──────── DATA ────────
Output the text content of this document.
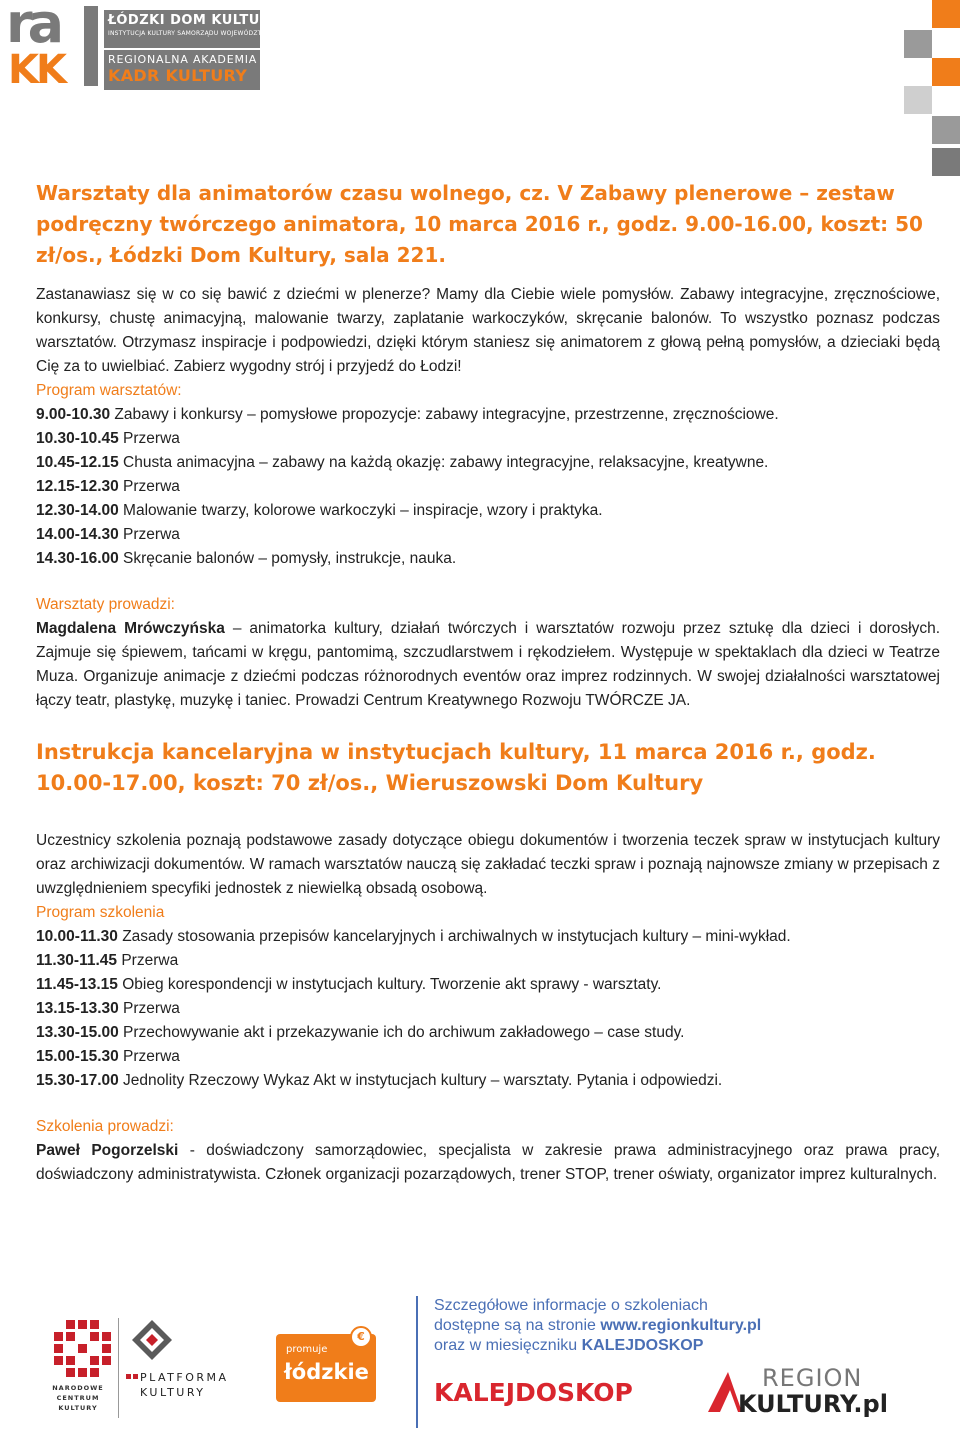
ra
KK
ŁÓDZKI DOM KULTURY
INSTYTUCJA KULTURY SAMORZĄDU WOJEWÓDZTWA ŁÓDZKIEGO
REGIONALNA AKADEMIA
KADR KULTURY
Warsztaty dla animatorów czasu wolnego, cz. V Zabawy plenerowe – zestaw podręczny twórczego animatora, 10 marca 2016 r., godz. 9.00-16.00, koszt: 50 zł/os., Łódzki Dom Kultury, sala 221.
Zastanawiasz się w co się bawić z dziećmi w plenerze? Mamy dla Ciebie wiele pomysłów. Zabawy integracyjne, zręcznościowe, konkursy, chustę animacyjną, malowanie twarzy, zaplatanie warkoczyków, skręcanie balonów. To wszystko poznasz podczas warsztatów. Otrzymasz inspiracje i podpowiedzi, dzięki którym staniesz się animatorem z głową pełną pomysłów, a dzieciaki będą Cię za to uwielbiać. Zabierz wygodny strój i przyjedź do Łodzi!
Program warsztatów:
9.00-10.30 Zabawy i konkursy – pomysłowe propozycje: zabawy integracyjne, przestrzenne, zręcznościowe.
10.30-10.45 Przerwa
10.45-12.15 Chusta animacyjna – zabawy na każdą okazję: zabawy integracyjne, relaksacyjne, kreatywne.
12.15-12.30 Przerwa
12.30-14.00 Malowanie twarzy, kolorowe warkoczyki – inspiracje, wzory i praktyka.
14.00-14.30 Przerwa
14.30-16.00 Skręcanie balonów – pomysły, instrukcje, nauka.
Warsztaty prowadzi:
Magdalena Mrówczyńska – animatorka kultury, działań twórczych i warsztatów rozwoju przez sztukę dla dzieci i dorosłych. Zajmuje się śpiewem, tańcami w kręgu, pantomimą, szczudlarstwem i rękodziełem. Występuje w spektaklach dla dzieci w Teatrze Muza. Organizuje animacje z dziećmi podczas różnorodnych eventów oraz imprez rodzinnych. W swojej działalności warsztatowej łączy teatr, plastykę, muzykę i taniec. Prowadzi Centrum Kreatywnego Rozwoju TWÓRCZE JA.
Instrukcja kancelaryjna w instytucjach kultury, 11 marca 2016 r., godz. 10.00-17.00, koszt: 70 zł/os., Wieruszowski Dom Kultury
Uczestnicy szkolenia poznają podstawowe zasady dotyczące obiegu dokumentów i tworzenia teczek spraw w instytucjach kultury oraz archiwizacji dokumentów. W ramach warsztatów nauczą się zakładać teczki spraw i poznają najnowsze zmiany w przepisach z uwzględnieniem specyfiki jednostek z niewielką obsadą osobową.
Program szkolenia
10.00-11.30 Zasady stosowania przepisów kancelaryjnych i archiwalnych w instytucjach kultury – mini-wykład.
11.30-11.45 Przerwa
11.45-13.15 Obieg korespondencji w instytucjach kultury. Tworzenie akt sprawy - warsztaty.
13.15-13.30 Przerwa
13.30-15.00 Przechowywanie akt i przekazywanie ich do archiwum zakładowego – case study.
15.00-15.30 Przerwa
15.30-17.00 Jednolity Rzeczowy Wykaz Akt w instytucjach kultury – warsztaty. Pytania i odpowiedzi.
Szkolenia prowadzi:
Paweł Pogorzelski - doświadczony samorządowiec, specjalista w zakresie prawa administracyjnego oraz prawa pracy, doświadczony administratywista. Członek organizacji pozarządowych, trener STOP, trener oświaty, organizator imprez kulturalnych.
NARODOWE CENTRUM KULTURY
PLATFORMA
KULTURY
€
promuje
łódzkie
Szczegółowe informacje o szkoleniach
dostępne są na stronie www.regionkultury.pl
oraz w miesięczniku KALEJDOSKOP
KALEJDOSKOP	REGION
KULTURY.pl
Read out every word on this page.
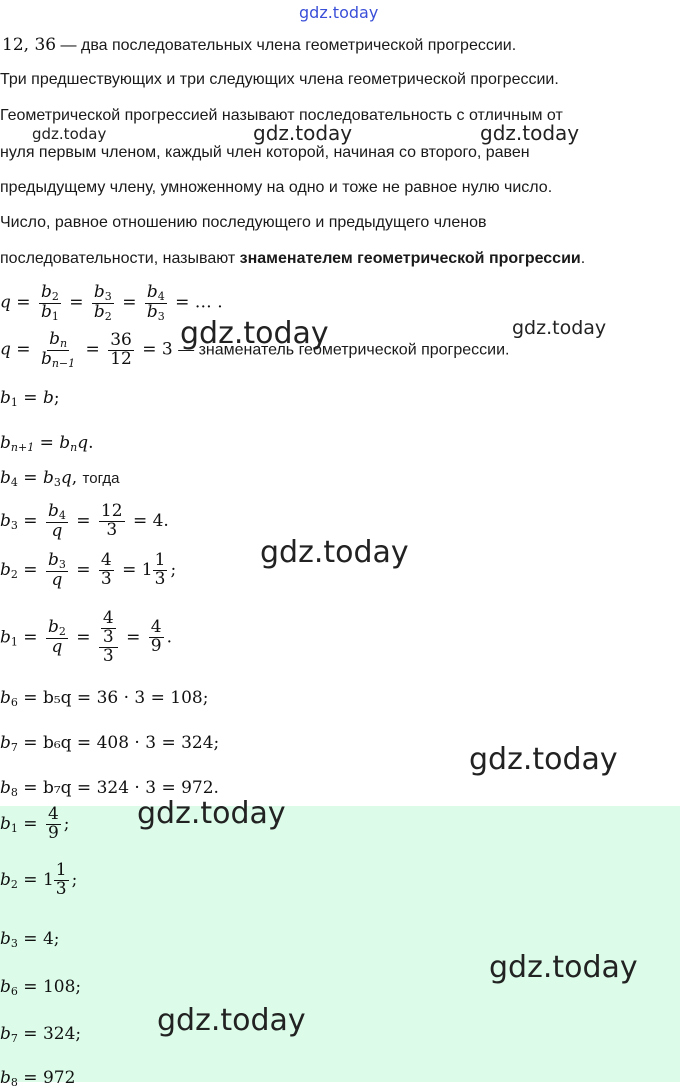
gdz.today
gdz.today	gdz.today	gdz.today
gdz.today	gdz.today
gdz.today
gdz.today
gdz.today
gdz.today
gdz.today
12, 36 — два последовательных члена геометрической прогрессии.
Три предшествующих и три следующих члена геометрической прогрессии.
Геометрической прогрессией называют последовательность с отличным от
нуля первым членом, каждый член которой, начиная со второго, равен
предыдущему члену, умноженному на одно и тоже не равное нулю число.
Число, равное отношению последующего и предыдущего членов
последовательности, называют знаменателем геометрической прогрессии.
$q = \frac{b_2}{b_1} = \frac{b_3}{b_2} = \frac{b_4}{b_3}$ = … .
$q = \frac{b_n}{b_{n-1}} = \frac{36}{12} = 3$ — знаменатель геометрической прогрессии.
$b_1 = b$;
$b_{n+1} = b_nq$.
$b_4 = b_3q$, тогда
$b_3 = \frac{b_4}{q} = \frac{12}{3} = 4$.
$b_2 = \frac{b_3}{q} = \frac{4}{3} = 1 \frac{1}{3}$ ;
$b_1 = \frac{b_2}{q} = \frac{\frac{4}{3}}{3} = \frac{4}{9}$ .
$b_6 = b_5q = 36 \cdot 3 = 108$;
$b_7 = b_6q = 408 \cdot 3 = 324$;
$b_8 = b_7q = 324 \cdot 3 = 972$.
$b_1 = \frac{4}{9}$ ;
$b_2 = 1 \frac{1}{3}$ ;
$b_3 = 4$;
$b_6 = 108$;
$b_7 = 324$;
$b_8 = 972$
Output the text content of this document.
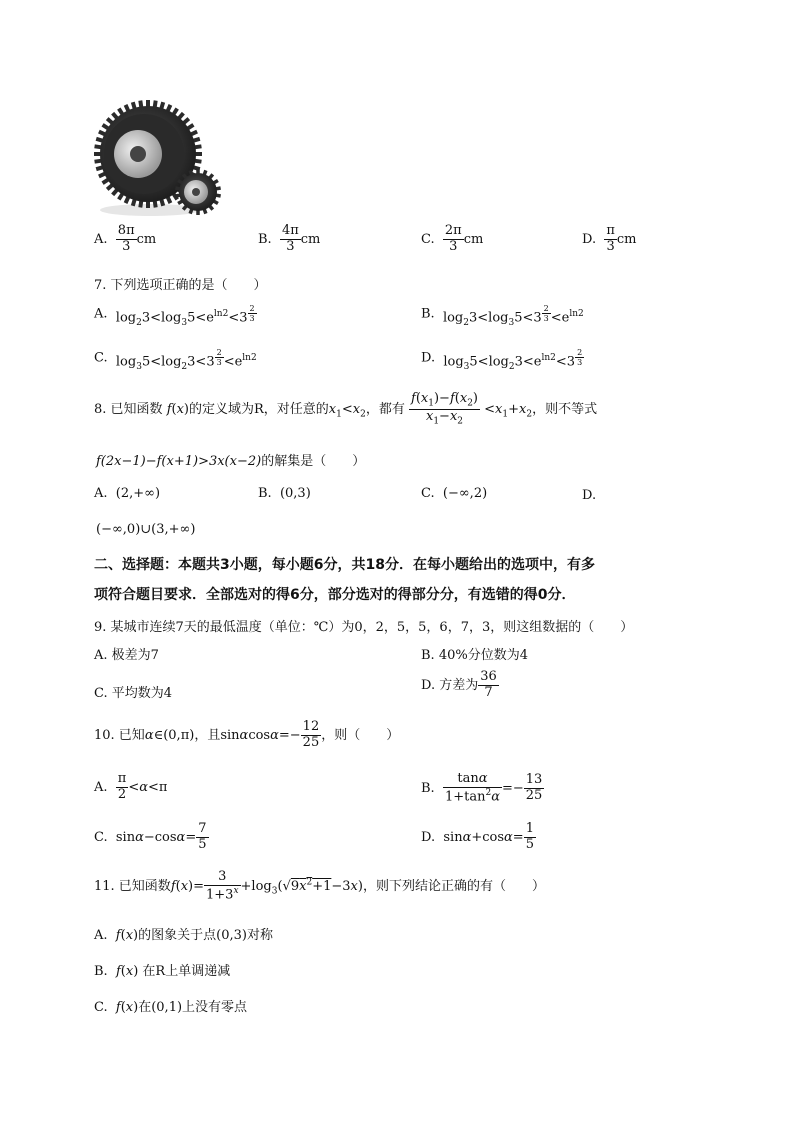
A. $\frac{8\pi}{3}$ cm	B. $\frac{4\pi}{3}$ cm	C. $\frac{2\pi}{3}$ cm	D. $\frac{\pi}{3}$ cm
7. 下列选项正确的是（　　）
A.  $\log_23<\log_35<e^{ln2}<3$ $^{\frac{2}{3}}$	B.  $\log_23<\log_35<3$ $^{\frac{2}{3}} <e^{ln2}$
C.  $\log_35<\log_23<3$ $^{\frac{2}{3}} <e^{ln2}$	D.  $\log_35<\log_23<e^{ln2}<3$ $^{\frac{2}{3}}$
8. 已知函数 f(x)的定义域为R，对任意的$x_1<x_2$，都有 $\frac{f(x_1)-f(x_2)}{x_1-x_2} <x_1+x_2$，则不等式
f(2x−1)−f(x+1)>3x(x−2)的解集是（　　）
A. (2,+∞)	B. (0,3)	C. (−∞,2)	D.
(−∞,0)∪(3,+∞)
二、选择题：本题共3小题，每小题6分，共18分．在每小题给出的选项中，有多
项符合题目要求．全部选对的得6分，部分选对的得部分分，有选错的得0分．
9. 某城市连续7天的最低温度（单位：℃）为0，2，5，5，6，7，3，则这组数据的（　　）
A. 极差为7	B. 40%分位数为4
C. 平均数为4
D. 方差为 $\frac{36}{7}$
10. 已知α∈(0,π)，且$\sin\alpha\cos\alpha=- \frac{12}{25}$ ，则（　　）
A. $\frac{\pi}{2} <\alpha<\pi$	B. $\frac{\tan\alpha}{1+\tan^2\alpha} =- \frac{13}{25}$
C.  $\sin\alpha-\cos\alpha= \frac{7}{5}$	D.  $\sin\alpha+\cos\alpha= \frac{1}{5}$
11. 已知函数$f(x)= \frac{3}{1+3^x} +\log_3(√9x^2+1-3x)$，则下列结论正确的有（　　）
A. f(x)的图象关于点(0,3)对称
B. f(x) 在R上单调递减
C. f(x)在(0,1)上没有零点
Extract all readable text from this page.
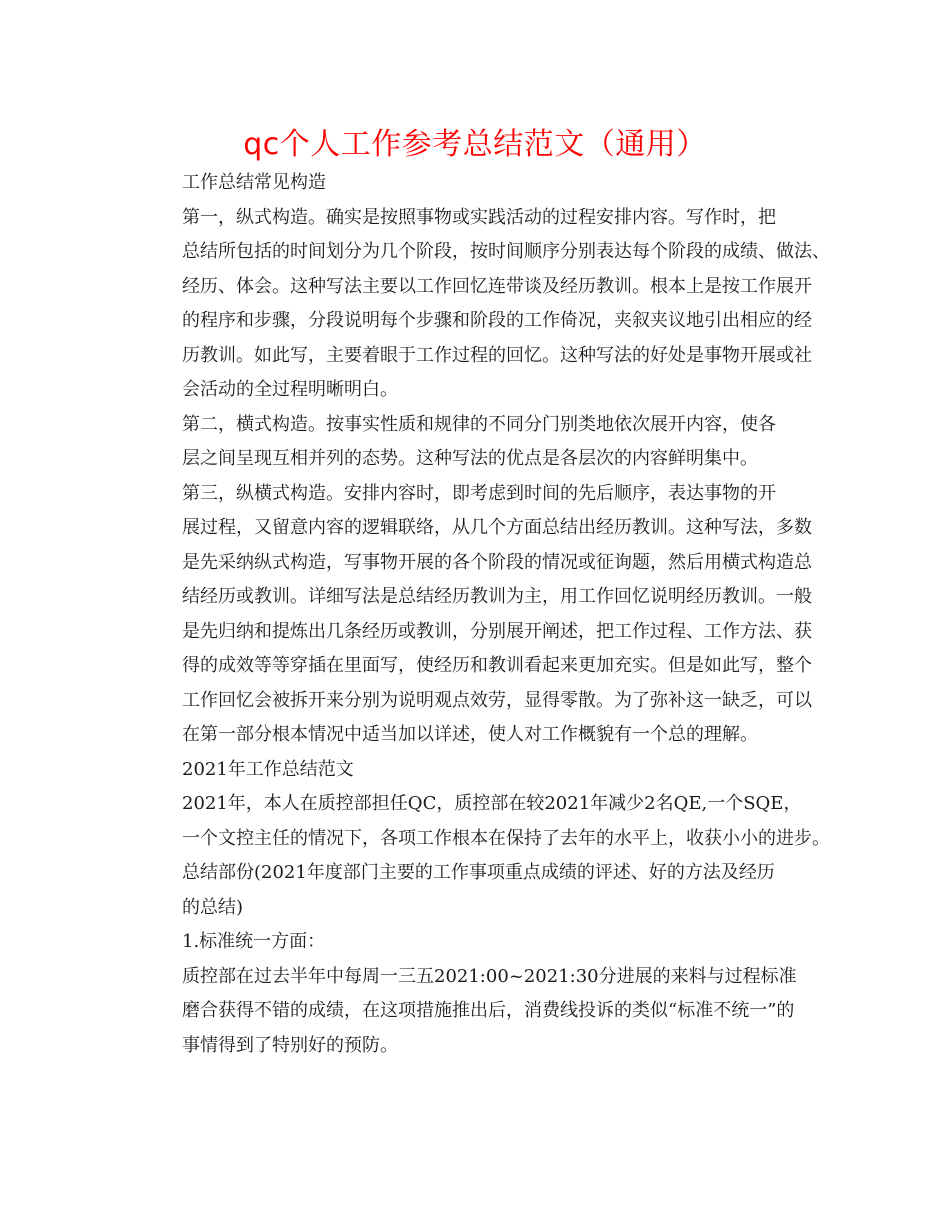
qc个人工作参考总结范文（通用）

工作总结常见构造

第一，纵式构造。确实是按照事物或实践活动的过程安排内容。写作时，把
总结所包括的时间划分为几个阶段，按时间顺序分别表达每个阶段的成绩、做法、
经历、体会。这种写法主要以工作回忆连带谈及经历教训。根本上是按工作展开
的程序和步骤，分段说明每个步骤和阶段的工作倚况，夹叙夹议地引出相应的经
历教训。如此写，主要着眼于工作过程的回忆。这种写法的好处是事物开展或社
会活动的全过程明晰明白。

第二，横式构造。按事实性质和规律的不同分门别类地依次展开内容，使各
层之间呈现互相并列的态势。这种写法的优点是各层次的内容鲜明集中。

第三，纵横式构造。安排内容时，即考虑到时间的先后顺序，表达事物的开
展过程，又留意内容的逻辑联络，从几个方面总结出经历教训。这种写法，多数
是先采纳纵式构造，写事物开展的各个阶段的情况或征询题，然后用横式构造总
结经历或教训。详细写法是总结经历教训为主，用工作回忆说明经历教训。一般
是先归纳和提炼出几条经历或教训，分别展开阐述，把工作过程、工作方法、获
得的成效等等穿插在里面写，使经历和教训看起来更加充实。但是如此写，整个
工作回忆会被拆开来分别为说明观点效劳，显得零散。为了弥补这一缺乏，可以
在第一部分根本情况中适当加以详述，使人对工作概貌有一个总的理解。

2021年工作总结范文

2021年，本人在质控部担任QC，质控部在较2021年减少2名QE,一个SQE，
一个文控主任的情况下，各项工作根本在保持了去年的水平上，收获小小的进步。

总结部份(2021年度部门主要的工作事项重点成绩的评述、好的方法及经历
的总结)

1.标准统一方面：

质控部在过去半年中每周一三五2021:00~2021:30分进展的来料与过程标准
磨合获得不错的成绩，在这项措施推出后，消费线投诉的类似“标准不统一”的
事情得到了特别好的预防。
────────
EXERCISE BRIEF: From the entries above, copy every line that holds the word "KALEJDOSKOP".

OUTPUT OF THE EXERCISE:
oraz w miesięczniku KALEJDOSKOP
KALEJDOSKOP	REGION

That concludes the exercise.